EXCERPTED DATA:
BEGIN
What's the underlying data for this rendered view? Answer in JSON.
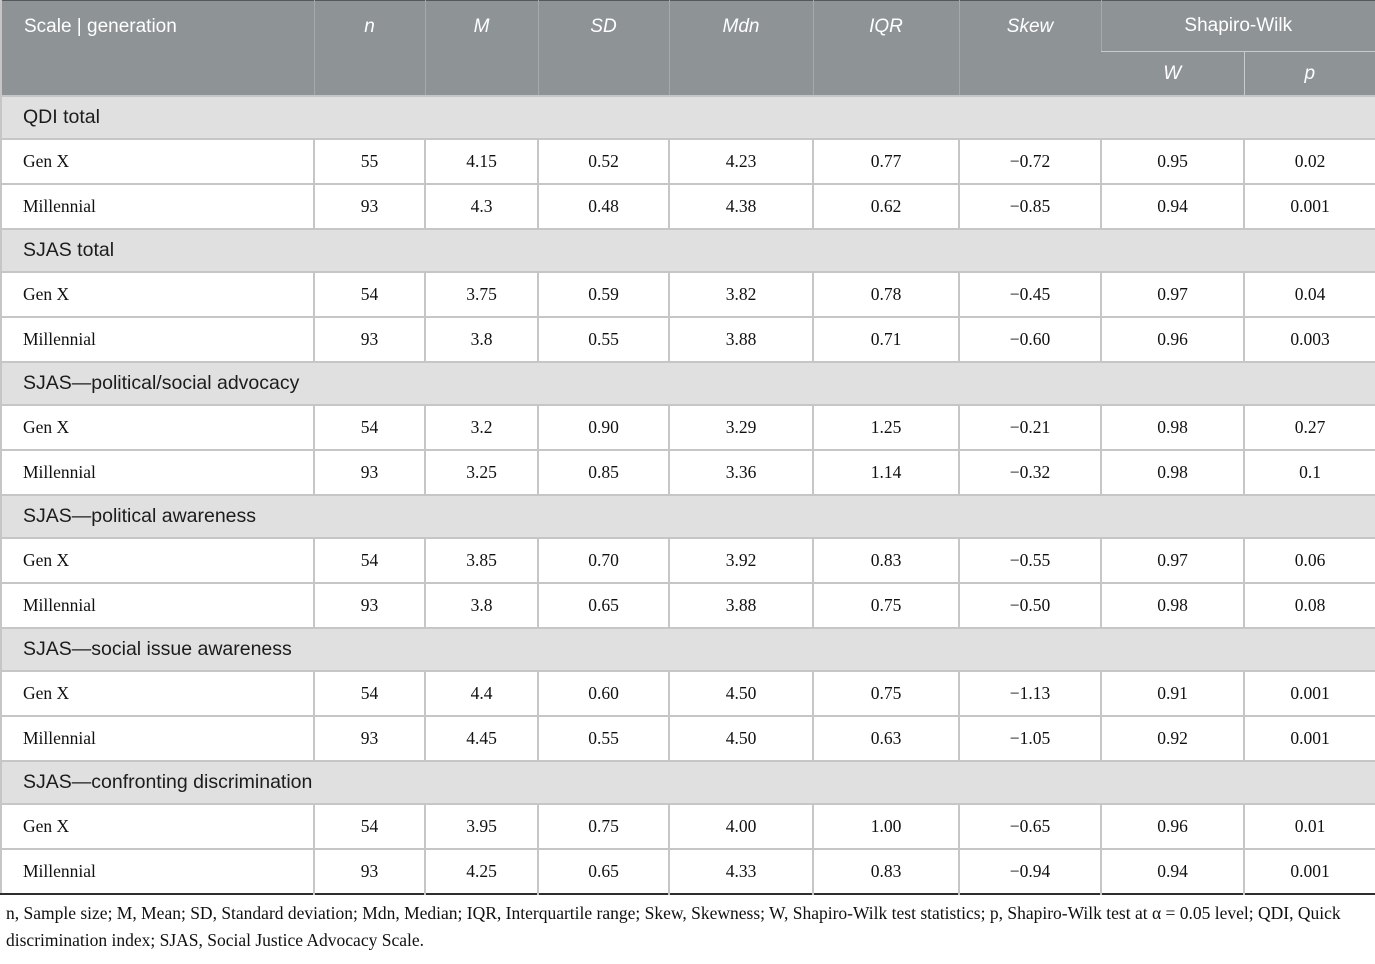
{
  "table": {
    "header": {
      "scale_label": "Scale | generation",
      "columns": [
        "n",
        "M",
        "SD",
        "Mdn",
        "IQR",
        "Skew"
      ],
      "shapiro_label": "Shapiro-Wilk",
      "shapiro_sub": [
        "W",
        "p"
      ]
    },
    "sections": [
      {
        "title": "QDI total",
        "rows": [
          {
            "label": "Gen X",
            "values": [
              "55",
              "4.15",
              "0.52",
              "4.23",
              "0.77",
              "−0.72",
              "0.95",
              "0.02"
            ]
          },
          {
            "label": "Millennial",
            "values": [
              "93",
              "4.3",
              "0.48",
              "4.38",
              "0.62",
              "−0.85",
              "0.94",
              "0.001"
            ]
          }
        ]
      },
      {
        "title": "SJAS total",
        "rows": [
          {
            "label": "Gen X",
            "values": [
              "54",
              "3.75",
              "0.59",
              "3.82",
              "0.78",
              "−0.45",
              "0.97",
              "0.04"
            ]
          },
          {
            "label": "Millennial",
            "values": [
              "93",
              "3.8",
              "0.55",
              "3.88",
              "0.71",
              "−0.60",
              "0.96",
              "0.003"
            ]
          }
        ]
      },
      {
        "title": "SJAS—political/social advocacy",
        "rows": [
          {
            "label": "Gen X",
            "values": [
              "54",
              "3.2",
              "0.90",
              "3.29",
              "1.25",
              "−0.21",
              "0.98",
              "0.27"
            ]
          },
          {
            "label": "Millennial",
            "values": [
              "93",
              "3.25",
              "0.85",
              "3.36",
              "1.14",
              "−0.32",
              "0.98",
              "0.1"
            ]
          }
        ]
      },
      {
        "title": "SJAS—political awareness",
        "rows": [
          {
            "label": "Gen X",
            "values": [
              "54",
              "3.85",
              "0.70",
              "3.92",
              "0.83",
              "−0.55",
              "0.97",
              "0.06"
            ]
          },
          {
            "label": "Millennial",
            "values": [
              "93",
              "3.8",
              "0.65",
              "3.88",
              "0.75",
              "−0.50",
              "0.98",
              "0.08"
            ]
          }
        ]
      },
      {
        "title": "SJAS—social issue awareness",
        "rows": [
          {
            "label": "Gen X",
            "values": [
              "54",
              "4.4",
              "0.60",
              "4.50",
              "0.75",
              "−1.13",
              "0.91",
              "0.001"
            ]
          },
          {
            "label": "Millennial",
            "values": [
              "93",
              "4.45",
              "0.55",
              "4.50",
              "0.63",
              "−1.05",
              "0.92",
              "0.001"
            ]
          }
        ]
      },
      {
        "title": "SJAS—confronting discrimination",
        "rows": [
          {
            "label": "Gen X",
            "values": [
              "54",
              "3.95",
              "0.75",
              "4.00",
              "1.00",
              "−0.65",
              "0.96",
              "0.01"
            ]
          },
          {
            "label": "Millennial",
            "values": [
              "93",
              "4.25",
              "0.65",
              "4.33",
              "0.83",
              "−0.94",
              "0.94",
              "0.001"
            ]
          }
        ]
      }
    ],
    "footnote": "n, Sample size; M, Mean; SD, Standard deviation; Mdn, Median; IQR, Interquartile range; Skew, Skewness; W, Shapiro-Wilk test statistics; p, Shapiro-Wilk test at α = 0.05 level; QDI, Quick discrimination index; SJAS, Social Justice Advocacy Scale."
  },
  "colors": {
    "header_bg": "#8e9396",
    "section_bg": "#e0e0e0",
    "border_light": "#c6c6c6",
    "border_dark": "#2e2e2e"
  }
}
END
TASK REQUIREMENTS: Each record above is to be restated exactly, with its pictures removed from the copy.

ANSWER BELOW:
What's the underlying data for this rendered view? Answer in JSON.
{
  "table": {
    "header": {
      "scale_label": "Scale | generation",
      "columns": [
        "n",
        "M",
        "SD",
        "Mdn",
        "IQR",
        "Skew"
      ],
      "shapiro_label": "Shapiro-Wilk",
      "shapiro_sub": [
        "W",
        "p"
      ]
    },
    "sections": [
      {
        "title": "QDI total",
        "rows": [
          {
            "label": "Gen X",
            "values": [
              "55",
              "4.15",
              "0.52",
              "4.23",
              "0.77",
              "−0.72",
              "0.95",
              "0.02"
            ]
          },
          {
            "label": "Millennial",
            "values": [
              "93",
              "4.3",
              "0.48",
              "4.38",
              "0.62",
              "−0.85",
              "0.94",
              "0.001"
            ]
          }
        ]
      },
      {
        "title": "SJAS total",
        "rows": [
          {
            "label": "Gen X",
            "values": [
              "54",
              "3.75",
              "0.59",
              "3.82",
              "0.78",
              "−0.45",
              "0.97",
              "0.04"
            ]
          },
          {
            "label": "Millennial",
            "values": [
              "93",
              "3.8",
              "0.55",
              "3.88",
              "0.71",
              "−0.60",
              "0.96",
              "0.003"
            ]
          }
        ]
      },
      {
        "title": "SJAS—political/social advocacy",
        "rows": [
          {
            "label": "Gen X",
            "values": [
              "54",
              "3.2",
              "0.90",
              "3.29",
              "1.25",
              "−0.21",
              "0.98",
              "0.27"
            ]
          },
          {
            "label": "Millennial",
            "values": [
              "93",
              "3.25",
              "0.85",
              "3.36",
              "1.14",
              "−0.32",
              "0.98",
              "0.1"
            ]
          }
        ]
      },
      {
        "title": "SJAS—political awareness",
        "rows": [
          {
            "label": "Gen X",
            "values": [
              "54",
              "3.85",
              "0.70",
              "3.92",
              "0.83",
              "−0.55",
              "0.97",
              "0.06"
            ]
          },
          {
            "label": "Millennial",
            "values": [
              "93",
              "3.8",
              "0.65",
              "3.88",
              "0.75",
              "−0.50",
              "0.98",
              "0.08"
            ]
          }
        ]
      },
      {
        "title": "SJAS—social issue awareness",
        "rows": [
          {
            "label": "Gen X",
            "values": [
              "54",
              "4.4",
              "0.60",
              "4.50",
              "0.75",
              "−1.13",
              "0.91",
              "0.001"
            ]
          },
          {
            "label": "Millennial",
            "values": [
              "93",
              "4.45",
              "0.55",
              "4.50",
              "0.63",
              "−1.05",
              "0.92",
              "0.001"
            ]
          }
        ]
      },
      {
        "title": "SJAS—confronting discrimination",
        "rows": [
          {
            "label": "Gen X",
            "values": [
              "54",
              "3.95",
              "0.75",
              "4.00",
              "1.00",
              "−0.65",
              "0.96",
              "0.01"
            ]
          },
          {
            "label": "Millennial",
            "values": [
              "93",
              "4.25",
              "0.65",
              "4.33",
              "0.83",
              "−0.94",
              "0.94",
              "0.001"
            ]
          }
        ]
      }
    ],
    "footnote": "n, Sample size; M, Mean; SD, Standard deviation; Mdn, Median; IQR, Interquartile range; Skew, Skewness; W, Shapiro-Wilk test statistics; p, Shapiro-Wilk test at α = 0.05 level; QDI, Quick discrimination index; SJAS, Social Justice Advocacy Scale."
  },
  "colors": {
    "header_bg": "#8e9396",
    "section_bg": "#e0e0e0",
    "border_light": "#c6c6c6",
    "border_dark": "#2e2e2e"
  }
}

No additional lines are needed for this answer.